##### SUPPLIED RECORDS
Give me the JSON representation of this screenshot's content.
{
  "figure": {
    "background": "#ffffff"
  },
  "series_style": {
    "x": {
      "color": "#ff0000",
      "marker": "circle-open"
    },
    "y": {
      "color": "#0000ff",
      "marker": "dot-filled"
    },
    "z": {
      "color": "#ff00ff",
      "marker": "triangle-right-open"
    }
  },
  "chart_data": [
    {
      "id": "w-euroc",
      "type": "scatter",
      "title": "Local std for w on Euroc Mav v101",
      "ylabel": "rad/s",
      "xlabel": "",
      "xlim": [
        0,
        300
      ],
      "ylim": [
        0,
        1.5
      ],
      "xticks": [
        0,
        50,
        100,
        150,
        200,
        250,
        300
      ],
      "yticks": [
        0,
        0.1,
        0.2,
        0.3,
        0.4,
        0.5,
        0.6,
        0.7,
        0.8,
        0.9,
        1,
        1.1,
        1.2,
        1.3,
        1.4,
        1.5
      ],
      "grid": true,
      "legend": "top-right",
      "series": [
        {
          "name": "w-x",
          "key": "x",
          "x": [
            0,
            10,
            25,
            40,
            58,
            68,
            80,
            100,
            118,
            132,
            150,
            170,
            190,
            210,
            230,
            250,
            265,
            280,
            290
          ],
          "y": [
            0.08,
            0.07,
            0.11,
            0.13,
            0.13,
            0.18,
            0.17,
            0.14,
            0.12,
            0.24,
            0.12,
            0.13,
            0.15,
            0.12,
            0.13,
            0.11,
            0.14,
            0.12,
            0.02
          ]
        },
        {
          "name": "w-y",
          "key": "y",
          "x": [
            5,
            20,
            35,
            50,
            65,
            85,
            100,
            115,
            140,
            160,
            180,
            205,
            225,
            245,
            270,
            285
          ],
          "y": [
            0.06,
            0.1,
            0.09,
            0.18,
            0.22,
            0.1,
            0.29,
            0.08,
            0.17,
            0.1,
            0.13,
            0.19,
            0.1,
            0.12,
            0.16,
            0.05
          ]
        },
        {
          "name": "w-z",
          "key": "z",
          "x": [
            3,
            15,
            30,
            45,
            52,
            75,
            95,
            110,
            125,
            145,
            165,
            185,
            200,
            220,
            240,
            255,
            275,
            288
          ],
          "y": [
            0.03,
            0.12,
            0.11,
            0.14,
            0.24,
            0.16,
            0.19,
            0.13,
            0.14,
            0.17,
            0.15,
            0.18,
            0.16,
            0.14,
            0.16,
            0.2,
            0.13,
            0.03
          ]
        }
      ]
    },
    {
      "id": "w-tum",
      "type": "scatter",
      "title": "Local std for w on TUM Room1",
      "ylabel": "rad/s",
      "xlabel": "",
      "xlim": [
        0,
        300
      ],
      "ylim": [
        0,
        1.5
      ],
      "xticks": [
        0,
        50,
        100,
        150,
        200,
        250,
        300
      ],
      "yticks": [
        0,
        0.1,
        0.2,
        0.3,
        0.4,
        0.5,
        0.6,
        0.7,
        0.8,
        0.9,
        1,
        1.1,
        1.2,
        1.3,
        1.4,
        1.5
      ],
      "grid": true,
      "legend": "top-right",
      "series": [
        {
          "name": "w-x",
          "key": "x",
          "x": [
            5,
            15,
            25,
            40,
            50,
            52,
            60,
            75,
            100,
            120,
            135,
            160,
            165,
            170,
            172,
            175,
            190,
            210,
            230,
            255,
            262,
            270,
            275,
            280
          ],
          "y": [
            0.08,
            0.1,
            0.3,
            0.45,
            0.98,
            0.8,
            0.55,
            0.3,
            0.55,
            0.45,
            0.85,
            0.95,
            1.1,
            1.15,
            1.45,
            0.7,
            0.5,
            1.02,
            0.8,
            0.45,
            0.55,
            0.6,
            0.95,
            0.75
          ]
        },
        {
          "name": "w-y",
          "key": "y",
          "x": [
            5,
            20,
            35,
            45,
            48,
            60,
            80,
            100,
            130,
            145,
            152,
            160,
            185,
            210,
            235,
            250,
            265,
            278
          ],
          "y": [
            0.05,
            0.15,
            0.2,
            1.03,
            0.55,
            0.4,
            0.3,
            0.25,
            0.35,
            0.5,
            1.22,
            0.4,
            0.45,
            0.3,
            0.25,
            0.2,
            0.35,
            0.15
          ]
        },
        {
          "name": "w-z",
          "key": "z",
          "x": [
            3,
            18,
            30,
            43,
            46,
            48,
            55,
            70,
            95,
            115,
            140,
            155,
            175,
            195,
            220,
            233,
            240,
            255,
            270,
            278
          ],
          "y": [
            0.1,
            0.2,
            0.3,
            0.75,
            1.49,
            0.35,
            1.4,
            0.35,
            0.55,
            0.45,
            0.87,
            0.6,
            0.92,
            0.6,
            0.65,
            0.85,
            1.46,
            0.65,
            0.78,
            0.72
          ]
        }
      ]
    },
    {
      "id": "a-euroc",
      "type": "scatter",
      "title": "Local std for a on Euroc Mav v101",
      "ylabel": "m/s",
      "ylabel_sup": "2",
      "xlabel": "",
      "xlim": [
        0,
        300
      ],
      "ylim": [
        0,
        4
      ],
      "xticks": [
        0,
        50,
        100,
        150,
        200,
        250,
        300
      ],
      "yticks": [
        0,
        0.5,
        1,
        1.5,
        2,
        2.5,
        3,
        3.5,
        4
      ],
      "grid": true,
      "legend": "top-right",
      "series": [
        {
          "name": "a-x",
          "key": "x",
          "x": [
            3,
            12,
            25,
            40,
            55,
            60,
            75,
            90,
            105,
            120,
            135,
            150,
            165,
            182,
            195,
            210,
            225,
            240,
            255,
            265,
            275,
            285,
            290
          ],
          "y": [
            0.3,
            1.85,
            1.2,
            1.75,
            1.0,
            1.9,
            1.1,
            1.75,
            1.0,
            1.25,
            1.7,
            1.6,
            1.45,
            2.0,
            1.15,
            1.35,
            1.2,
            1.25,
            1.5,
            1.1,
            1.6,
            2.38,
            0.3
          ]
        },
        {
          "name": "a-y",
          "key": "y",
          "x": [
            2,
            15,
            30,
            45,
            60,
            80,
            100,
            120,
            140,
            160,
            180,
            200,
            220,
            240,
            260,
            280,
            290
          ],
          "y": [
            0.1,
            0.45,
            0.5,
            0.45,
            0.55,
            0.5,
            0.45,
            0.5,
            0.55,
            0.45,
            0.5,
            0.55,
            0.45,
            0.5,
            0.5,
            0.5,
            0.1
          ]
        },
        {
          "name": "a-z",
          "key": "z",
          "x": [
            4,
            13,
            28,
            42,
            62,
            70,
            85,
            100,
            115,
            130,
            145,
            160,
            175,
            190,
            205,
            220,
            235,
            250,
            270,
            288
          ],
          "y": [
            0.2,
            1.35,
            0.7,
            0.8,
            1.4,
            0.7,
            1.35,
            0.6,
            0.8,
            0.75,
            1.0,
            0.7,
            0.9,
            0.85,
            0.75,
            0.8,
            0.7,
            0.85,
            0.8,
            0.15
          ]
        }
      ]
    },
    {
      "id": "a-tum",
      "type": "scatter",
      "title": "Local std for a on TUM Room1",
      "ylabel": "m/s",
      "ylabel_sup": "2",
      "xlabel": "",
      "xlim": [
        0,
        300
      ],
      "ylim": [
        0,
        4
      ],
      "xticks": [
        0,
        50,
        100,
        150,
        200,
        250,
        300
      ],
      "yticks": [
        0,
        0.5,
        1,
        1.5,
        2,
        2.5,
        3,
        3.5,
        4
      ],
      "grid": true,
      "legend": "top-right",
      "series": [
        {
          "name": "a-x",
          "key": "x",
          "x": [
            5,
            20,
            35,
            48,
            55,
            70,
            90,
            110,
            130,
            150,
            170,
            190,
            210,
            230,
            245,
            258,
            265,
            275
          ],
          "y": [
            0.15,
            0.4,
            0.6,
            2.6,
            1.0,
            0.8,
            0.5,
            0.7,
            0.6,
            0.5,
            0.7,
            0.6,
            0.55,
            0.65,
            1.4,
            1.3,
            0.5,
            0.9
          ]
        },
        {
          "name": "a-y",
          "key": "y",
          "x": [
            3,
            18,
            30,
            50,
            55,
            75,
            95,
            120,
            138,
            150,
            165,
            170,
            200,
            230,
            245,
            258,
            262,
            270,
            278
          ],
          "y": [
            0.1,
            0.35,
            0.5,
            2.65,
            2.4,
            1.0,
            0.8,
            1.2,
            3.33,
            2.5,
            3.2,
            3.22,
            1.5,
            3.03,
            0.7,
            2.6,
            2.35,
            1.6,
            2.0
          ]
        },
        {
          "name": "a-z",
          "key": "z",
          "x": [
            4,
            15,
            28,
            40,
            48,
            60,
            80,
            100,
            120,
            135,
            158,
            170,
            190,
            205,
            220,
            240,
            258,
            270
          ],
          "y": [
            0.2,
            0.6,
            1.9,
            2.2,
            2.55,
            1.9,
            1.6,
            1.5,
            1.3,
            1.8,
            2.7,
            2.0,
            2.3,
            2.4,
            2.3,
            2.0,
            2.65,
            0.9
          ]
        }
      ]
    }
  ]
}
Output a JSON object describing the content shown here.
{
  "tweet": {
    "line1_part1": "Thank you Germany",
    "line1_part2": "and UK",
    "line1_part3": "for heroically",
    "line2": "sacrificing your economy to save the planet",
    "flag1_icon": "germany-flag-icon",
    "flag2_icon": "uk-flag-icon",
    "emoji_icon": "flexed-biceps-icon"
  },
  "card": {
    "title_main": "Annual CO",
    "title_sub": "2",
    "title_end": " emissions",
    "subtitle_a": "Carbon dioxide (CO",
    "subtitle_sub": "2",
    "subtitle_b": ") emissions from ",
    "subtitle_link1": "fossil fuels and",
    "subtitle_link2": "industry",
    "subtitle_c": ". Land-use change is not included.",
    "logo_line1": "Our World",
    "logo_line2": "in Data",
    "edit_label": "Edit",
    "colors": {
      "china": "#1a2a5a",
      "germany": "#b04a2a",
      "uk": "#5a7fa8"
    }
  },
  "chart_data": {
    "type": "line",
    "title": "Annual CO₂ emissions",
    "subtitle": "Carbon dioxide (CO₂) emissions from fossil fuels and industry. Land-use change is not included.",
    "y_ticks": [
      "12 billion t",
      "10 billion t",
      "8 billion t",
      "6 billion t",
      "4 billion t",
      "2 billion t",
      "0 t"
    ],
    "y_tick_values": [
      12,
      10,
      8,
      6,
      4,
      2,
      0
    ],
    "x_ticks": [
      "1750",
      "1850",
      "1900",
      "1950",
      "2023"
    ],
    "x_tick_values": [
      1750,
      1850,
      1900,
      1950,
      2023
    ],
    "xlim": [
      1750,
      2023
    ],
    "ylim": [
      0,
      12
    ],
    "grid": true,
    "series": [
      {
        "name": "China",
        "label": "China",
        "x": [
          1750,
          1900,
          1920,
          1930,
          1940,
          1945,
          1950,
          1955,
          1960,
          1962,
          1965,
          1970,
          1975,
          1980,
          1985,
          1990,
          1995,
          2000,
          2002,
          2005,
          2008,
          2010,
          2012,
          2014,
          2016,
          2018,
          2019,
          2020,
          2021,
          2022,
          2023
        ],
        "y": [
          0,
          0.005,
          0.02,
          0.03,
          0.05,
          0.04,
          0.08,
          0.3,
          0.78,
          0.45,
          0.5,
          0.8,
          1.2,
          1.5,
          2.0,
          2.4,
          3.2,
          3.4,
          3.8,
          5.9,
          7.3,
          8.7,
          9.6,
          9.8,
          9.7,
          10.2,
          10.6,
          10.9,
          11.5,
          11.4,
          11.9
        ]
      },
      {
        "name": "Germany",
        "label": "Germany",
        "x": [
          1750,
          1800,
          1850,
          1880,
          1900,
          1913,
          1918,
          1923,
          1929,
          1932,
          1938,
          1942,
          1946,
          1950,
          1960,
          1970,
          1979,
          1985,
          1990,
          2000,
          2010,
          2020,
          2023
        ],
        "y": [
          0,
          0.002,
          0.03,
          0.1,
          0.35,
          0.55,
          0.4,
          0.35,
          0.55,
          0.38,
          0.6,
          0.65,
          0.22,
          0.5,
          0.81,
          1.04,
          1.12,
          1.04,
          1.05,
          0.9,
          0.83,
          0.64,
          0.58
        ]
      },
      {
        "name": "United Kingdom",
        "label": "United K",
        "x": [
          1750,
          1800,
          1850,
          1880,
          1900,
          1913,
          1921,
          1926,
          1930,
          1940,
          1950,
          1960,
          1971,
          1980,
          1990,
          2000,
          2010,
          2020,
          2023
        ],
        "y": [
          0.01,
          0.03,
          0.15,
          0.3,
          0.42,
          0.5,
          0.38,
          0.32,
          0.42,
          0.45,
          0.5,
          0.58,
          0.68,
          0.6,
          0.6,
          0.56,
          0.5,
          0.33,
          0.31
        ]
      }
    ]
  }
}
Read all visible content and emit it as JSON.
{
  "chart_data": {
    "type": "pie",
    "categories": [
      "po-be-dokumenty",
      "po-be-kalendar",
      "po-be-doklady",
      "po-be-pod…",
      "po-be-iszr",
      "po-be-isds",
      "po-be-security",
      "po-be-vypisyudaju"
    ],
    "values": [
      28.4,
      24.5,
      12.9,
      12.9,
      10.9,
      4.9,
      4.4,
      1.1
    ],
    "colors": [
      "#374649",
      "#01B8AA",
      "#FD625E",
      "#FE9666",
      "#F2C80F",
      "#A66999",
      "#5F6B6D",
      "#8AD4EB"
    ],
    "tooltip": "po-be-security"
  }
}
##########
## WRITTEN PROBLEM
Transcribe word for word the lines from the one holding "Read all visible content and emit it as JSON." to the last line of the listing above, inclusive.

## EXERCISE RESULT
Read all visible content and emit it as JSON.
{
  "chart_data": {
    "type": "pie",
    "categories": [
      "po-be-dokumenty",
      "po-be-kalendar",
      "po-be-doklady",
      "po-be-pod…",
      "po-be-iszr",
      "po-be-isds",
      "po-be-security",
      "po-be-vypisyudaju"
    ],
    "values": [
      28.4,
      24.5,
      12.9,
      12.9,
      10.9,
      4.9,
      4.4,
      1.1
    ],
    "colors": [
      "#374649",
      "#01B8AA",
      "#FD625E",
      "#FE9666",
      "#F2C80F",
      "#A66999",
      "#5F6B6D",
      "#8AD4EB"
    ],
    "tooltip": "po-be-security"
  }
}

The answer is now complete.